### TRECHO SELECIONADO
================================

CartaCapital
No seu repertório sobressai o calote da dívida pública, que não passa de um conto da Carochinha
Goebbels, ministro da propaganda do regime
nazista, dizia que uma mentira repetida mil vezes torna-se verdade. Se uma
mentira é grande o suficiente e é repetida frequentemente, ela será acreditada,
em alemão große Lüge.
Os economistas do mainstream repetem as
ameaças do risco fiscal e calote da dívida. No repertório de mantras dos
sacerdotes da Crematística sobressai o calote da dívida pública.
Ao investigar os detentores da dívida pública
brasileira, nos deparamos com paradoxos interessantes. Vamos ousar
considerações sobre dialética para constranger o espírito positivista que
assola o pensamento único. As teorias econômicas convencionais estão
encharcadas de indagações binárias do tipo “é isto ou aquilo”.
Pedimos ao leitor que permita a dois modestos economistas invocarem um filósofo da estatura de Hegel, para arrostar as trapalhadas metodológicas dos sabichões da Ciência Triste. Na Introdução à Ciência da Lógica, o mestre de Iena asseverou:
“Quando as formas são tomadas como
determinações fixas e, consequentemente, em sua separação uma da outra, e não
como uma unidade orgânica, elas são formas mortas e o espírito que anima sua
vida, a unidade concreta não reside nelas… O conteúdo das formas lógicas nada
mais é senão o fundamento sólido e concreto dessas determinações abstratas; e o
ser substancial dessas abstrações é usualmente buscado fora delas”.

================================

### TRECHOS DOS REGISTROS
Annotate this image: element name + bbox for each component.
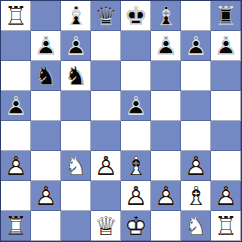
square-h2[interactable]: ♟: [211, 181, 241, 211]
square-e5[interactable]: ♟: [121, 91, 151, 121]
black-rook[interactable]: ♜: [214, 3, 237, 29]
square-h4[interactable]: [211, 121, 241, 151]
white-rook[interactable]: ♜: [4, 213, 27, 239]
chess-board: ♜♝♛♚♝♜♟♟♟♟♟♞♞♟♟♟♞♟♝♟♟♟♟♝♟♜♛♚♞♜: [0, 0, 242, 242]
square-a6[interactable]: [1, 61, 31, 91]
white-bishop[interactable]: ♝: [184, 183, 207, 209]
square-h7[interactable]: ♟: [211, 31, 241, 61]
white-pawn[interactable]: ♟: [214, 183, 237, 209]
square-c2[interactable]: [61, 181, 91, 211]
black-knight[interactable]: ♞: [34, 63, 57, 89]
black-pawn[interactable]: ♟: [214, 33, 237, 59]
square-b8[interactable]: [31, 1, 61, 31]
square-f1[interactable]: [151, 211, 181, 241]
square-e8[interactable]: ♚: [121, 1, 151, 31]
black-pawn[interactable]: ♟: [34, 33, 57, 59]
square-a3[interactable]: ♟: [1, 151, 31, 181]
square-c3[interactable]: ♞: [61, 151, 91, 181]
white-pawn[interactable]: ♟: [184, 153, 207, 179]
square-g7[interactable]: ♟: [181, 31, 211, 61]
black-pawn[interactable]: ♟: [124, 93, 147, 119]
white-king[interactable]: ♚: [124, 213, 147, 239]
square-d4[interactable]: [91, 121, 121, 151]
square-a7[interactable]: [1, 31, 31, 61]
square-f3[interactable]: [151, 151, 181, 181]
square-d6[interactable]: [91, 61, 121, 91]
square-f2[interactable]: ♟: [151, 181, 181, 211]
square-a5[interactable]: ♟: [1, 91, 31, 121]
square-g5[interactable]: [181, 91, 211, 121]
square-a1[interactable]: ♜: [1, 211, 31, 241]
square-c6[interactable]: ♞: [61, 61, 91, 91]
black-queen[interactable]: ♛: [94, 3, 117, 29]
square-b7[interactable]: ♟: [31, 31, 61, 61]
white-rook[interactable]: ♜: [4, 3, 27, 29]
square-a4[interactable]: [1, 121, 31, 151]
black-bishop[interactable]: ♝: [154, 3, 177, 29]
square-b2[interactable]: ♟: [31, 181, 61, 211]
square-c1[interactable]: [61, 211, 91, 241]
square-g2[interactable]: ♝: [181, 181, 211, 211]
square-h5[interactable]: [211, 91, 241, 121]
square-f6[interactable]: [151, 61, 181, 91]
square-e3[interactable]: ♝: [121, 151, 151, 181]
white-knight[interactable]: ♞: [64, 153, 87, 179]
square-d2[interactable]: [91, 181, 121, 211]
square-b3[interactable]: [31, 151, 61, 181]
black-pawn[interactable]: ♟: [4, 93, 27, 119]
square-d3[interactable]: ♟: [91, 151, 121, 181]
square-f8[interactable]: ♝: [151, 1, 181, 31]
square-g1[interactable]: ♞: [181, 211, 211, 241]
square-e1[interactable]: ♚: [121, 211, 151, 241]
square-f7[interactable]: ♟: [151, 31, 181, 61]
square-e7[interactable]: [121, 31, 151, 61]
square-b1[interactable]: [31, 211, 61, 241]
square-d5[interactable]: [91, 91, 121, 121]
square-b6[interactable]: ♞: [31, 61, 61, 91]
square-c7[interactable]: ♟: [61, 31, 91, 61]
black-pawn[interactable]: ♟: [64, 33, 87, 59]
square-c8[interactable]: ♝: [61, 1, 91, 31]
black-knight[interactable]: ♞: [64, 63, 87, 89]
white-knight[interactable]: ♞: [184, 213, 207, 239]
black-pawn[interactable]: ♟: [154, 33, 177, 59]
black-pawn[interactable]: ♟: [184, 33, 207, 59]
white-pawn[interactable]: ♟: [4, 153, 27, 179]
white-pawn[interactable]: ♟: [154, 183, 177, 209]
square-h6[interactable]: [211, 61, 241, 91]
black-king[interactable]: ♚: [124, 3, 147, 29]
square-e4[interactable]: [121, 121, 151, 151]
white-pawn[interactable]: ♟: [124, 183, 147, 209]
square-b5[interactable]: [31, 91, 61, 121]
white-rook[interactable]: ♜: [214, 213, 237, 239]
square-e6[interactable]: [121, 61, 151, 91]
square-d7[interactable]: [91, 31, 121, 61]
square-f4[interactable]: [151, 121, 181, 151]
square-g8[interactable]: [181, 1, 211, 31]
square-h8[interactable]: ♜: [211, 1, 241, 31]
square-a8[interactable]: ♜: [1, 1, 31, 31]
square-g6[interactable]: [181, 61, 211, 91]
square-h1[interactable]: ♜: [211, 211, 241, 241]
square-g4[interactable]: [181, 121, 211, 151]
square-a2[interactable]: [1, 181, 31, 211]
square-c4[interactable]: [61, 121, 91, 151]
square-g3[interactable]: ♟: [181, 151, 211, 181]
square-d8[interactable]: ♛: [91, 1, 121, 31]
white-queen[interactable]: ♛: [94, 213, 117, 239]
square-e2[interactable]: ♟: [121, 181, 151, 211]
square-h3[interactable]: [211, 151, 241, 181]
black-bishop[interactable]: ♝: [64, 3, 87, 29]
square-b4[interactable]: [31, 121, 61, 151]
white-pawn[interactable]: ♟: [94, 153, 117, 179]
white-pawn[interactable]: ♟: [34, 183, 57, 209]
square-d1[interactable]: ♛: [91, 211, 121, 241]
square-c5[interactable]: [61, 91, 91, 121]
square-f5[interactable]: [151, 91, 181, 121]
white-bishop[interactable]: ♝: [124, 153, 147, 179]
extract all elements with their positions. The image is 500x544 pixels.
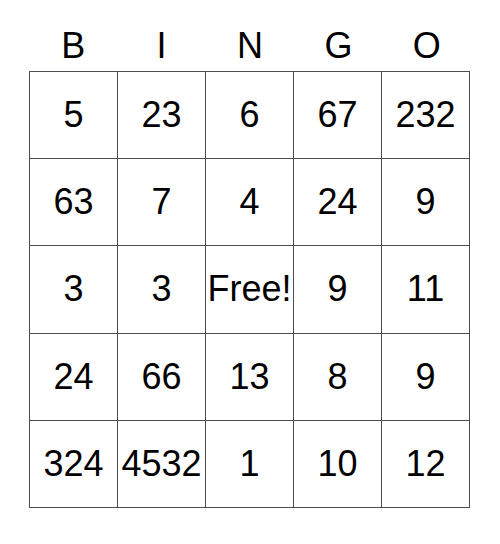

================================

### TAREFAS OBRIGATÓRIAS
• a. Transcreva do texto sobre a dívida pública tudo o que vai desde "CartaCapital" até "da dívida pública.".
• b. Responda às perguntas abaixo com base no texto sobre a dívida pública, marcando cada resposta com o mesmo número da pergunta.
(i) Que cargo Goebbels ocupava, segundo o texto?
(ii) Qual é a expressão em alemão que o texto apresenta para a mentira grande e repetida?
(iii) Em que obra de Hegel aparece a afirmação citada?
• c. Escreva a continuação do texto sobre a dívida pública a partir do ponto em que ele termina.

### RESPOSTAS POR TAREFA
• a.
CartaCapital
No seu repertório sobressai o calote da dívida pública, que não passa de um conto da Carochinha
Goebbels, ministro da propaganda do regime
nazista, dizia que uma mentira repetida mil vezes torna-se verdade. Se uma
mentira é grande o suficiente e é repetida frequentemente, ela será acreditada,
em alemão große Lüge.
Os economistas do mainstream repetem as
ameaças do risco fiscal e calote da dívida. No repertório de mantras dos
sacerdotes da Crematística sobressai o calote da dívida pública.

• b.
(i) Ministro da propaganda do regime nazista.
(ii) Große Lüge.
(iii) Na Introdução à Ciência da Lógica.

• c.
Os mantras anunciados pelos sacerdotes do
equilíbrio revelam que as determinações fixas invadiram as casamatas da Ciência
Triste. Os invasores buscaram destruir dimensões constitutivas da economia
monetário-financeira capitalista: à desconsideração do circuito gasto-renda
associa-se o tratamento da dívida pública. Ela é apresentada com os riscos e
percalços dos devedores privados, famílias e empresas.
Karl Marx observou: “Como a dívida
pública se respalda nas receitas estatais, que têm de cobrir os juros e demais
pagamentos anuais etc., o moderno sistema tributário converteu-se num
complemento necessário do sistema de empréstimos públicos… O grande papel que a
dívida pública e o sistema fiscal desempenham na capitalização da riqueza e na
expropriação das massas levou um bom número de escritores, como William Cobbett,
Doubleday e outros, a procurar erroneamente na dívida a causa principal da
miséria dos povos modernos”.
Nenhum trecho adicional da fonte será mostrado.